INSTRUCTION: Tally every line of the listing below that holds "type", then give the tally alone.

(Figure record listings)
================================
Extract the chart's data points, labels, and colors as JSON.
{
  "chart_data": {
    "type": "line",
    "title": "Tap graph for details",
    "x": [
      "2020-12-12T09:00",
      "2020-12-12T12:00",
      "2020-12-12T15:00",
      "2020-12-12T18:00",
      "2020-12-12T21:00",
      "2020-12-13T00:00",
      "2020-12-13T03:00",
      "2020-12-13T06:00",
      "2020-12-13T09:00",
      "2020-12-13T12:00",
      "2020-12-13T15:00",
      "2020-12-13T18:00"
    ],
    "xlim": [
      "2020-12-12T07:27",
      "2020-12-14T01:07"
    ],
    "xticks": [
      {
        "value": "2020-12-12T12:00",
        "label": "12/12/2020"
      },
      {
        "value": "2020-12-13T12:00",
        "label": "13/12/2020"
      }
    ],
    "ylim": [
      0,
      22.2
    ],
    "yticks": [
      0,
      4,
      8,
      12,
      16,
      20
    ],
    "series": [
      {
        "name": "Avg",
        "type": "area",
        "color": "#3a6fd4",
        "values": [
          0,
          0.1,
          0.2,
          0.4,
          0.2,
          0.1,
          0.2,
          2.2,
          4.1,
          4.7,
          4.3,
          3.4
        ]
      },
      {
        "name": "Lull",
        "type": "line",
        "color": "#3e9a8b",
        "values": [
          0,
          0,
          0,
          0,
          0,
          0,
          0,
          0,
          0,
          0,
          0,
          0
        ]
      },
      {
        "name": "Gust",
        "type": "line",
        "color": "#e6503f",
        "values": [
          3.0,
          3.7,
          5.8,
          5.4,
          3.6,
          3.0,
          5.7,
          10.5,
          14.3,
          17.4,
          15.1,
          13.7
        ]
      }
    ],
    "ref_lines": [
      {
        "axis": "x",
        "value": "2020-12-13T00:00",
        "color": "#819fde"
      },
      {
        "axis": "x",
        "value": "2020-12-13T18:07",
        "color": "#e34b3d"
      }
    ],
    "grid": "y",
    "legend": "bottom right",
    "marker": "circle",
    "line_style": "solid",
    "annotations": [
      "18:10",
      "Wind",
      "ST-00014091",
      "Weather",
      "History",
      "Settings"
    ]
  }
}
================================
OUTPUT OF THE TASK: 4